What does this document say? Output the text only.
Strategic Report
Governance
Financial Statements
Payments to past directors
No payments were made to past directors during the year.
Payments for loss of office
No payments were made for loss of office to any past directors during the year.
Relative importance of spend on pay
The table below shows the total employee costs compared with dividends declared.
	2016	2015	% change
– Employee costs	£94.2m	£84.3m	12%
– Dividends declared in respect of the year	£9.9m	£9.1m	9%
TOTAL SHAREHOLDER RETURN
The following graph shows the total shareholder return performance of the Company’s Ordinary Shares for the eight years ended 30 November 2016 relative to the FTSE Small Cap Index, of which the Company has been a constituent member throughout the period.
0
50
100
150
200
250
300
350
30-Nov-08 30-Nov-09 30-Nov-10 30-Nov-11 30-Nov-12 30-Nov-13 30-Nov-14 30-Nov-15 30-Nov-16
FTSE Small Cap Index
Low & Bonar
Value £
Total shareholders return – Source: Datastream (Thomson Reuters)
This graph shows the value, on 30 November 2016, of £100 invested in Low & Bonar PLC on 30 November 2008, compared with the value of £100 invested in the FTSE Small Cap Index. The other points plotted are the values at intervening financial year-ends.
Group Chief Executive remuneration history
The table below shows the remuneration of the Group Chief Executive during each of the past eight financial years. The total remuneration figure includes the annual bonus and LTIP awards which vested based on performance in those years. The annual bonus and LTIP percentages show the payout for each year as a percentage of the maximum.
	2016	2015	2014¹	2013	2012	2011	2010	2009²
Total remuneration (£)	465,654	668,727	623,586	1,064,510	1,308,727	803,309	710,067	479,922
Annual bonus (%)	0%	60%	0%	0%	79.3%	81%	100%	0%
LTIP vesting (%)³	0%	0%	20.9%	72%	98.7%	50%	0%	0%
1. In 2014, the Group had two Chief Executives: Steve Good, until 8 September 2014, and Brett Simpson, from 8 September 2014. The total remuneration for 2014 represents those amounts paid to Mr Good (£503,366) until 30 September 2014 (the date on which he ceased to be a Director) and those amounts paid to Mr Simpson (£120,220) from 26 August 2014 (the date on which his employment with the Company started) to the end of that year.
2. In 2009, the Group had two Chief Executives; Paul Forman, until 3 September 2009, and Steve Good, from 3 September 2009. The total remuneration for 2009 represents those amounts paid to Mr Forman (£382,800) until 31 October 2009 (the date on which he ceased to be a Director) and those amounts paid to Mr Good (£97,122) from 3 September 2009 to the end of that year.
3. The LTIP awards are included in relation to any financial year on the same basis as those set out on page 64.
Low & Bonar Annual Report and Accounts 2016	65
○ ○ ○ ○ ○
What needs to be done:
Reproduce each line of the material containing the word "which".

Correct result:
The following graph shows the total shareholder return performance of the Company’s Ordinary Shares for the eight years ended 30 November 2016 relative to the FTSE Small Cap Index, of which the Company has been a constituent member throughout the period.
The table below shows the remuneration of the Group Chief Executive during each of the past eight financial years. The total remuneration figure includes the annual bonus and LTIP awards which vested based on performance in those years. The annual bonus and LTIP percentages show the payout for each year as a percentage of the maximum.
1. In 2014, the Group had two Chief Executives: Steve Good, until 8 September 2014, and Brett Simpson, from 8 September 2014. The total remuneration for 2014 represents those amounts paid to Mr Good (£503,366) until 30 September 2014 (the date on which he ceased to be a Director) and those amounts paid to Mr Simpson (£120,220) from 26 August 2014 (the date on which his employment with the Company started) to the end of that year.
2. In 2009, the Group had two Chief Executives; Paul Forman, until 3 September 2009, and Steve Good, from 3 September 2009. The total remuneration for 2009 represents those amounts paid to Mr Forman (£382,800) until 31 October 2009 (the date on which he ceased to be a Director) and those amounts paid to Mr Good (£97,122) from 3 September 2009 to the end of that year.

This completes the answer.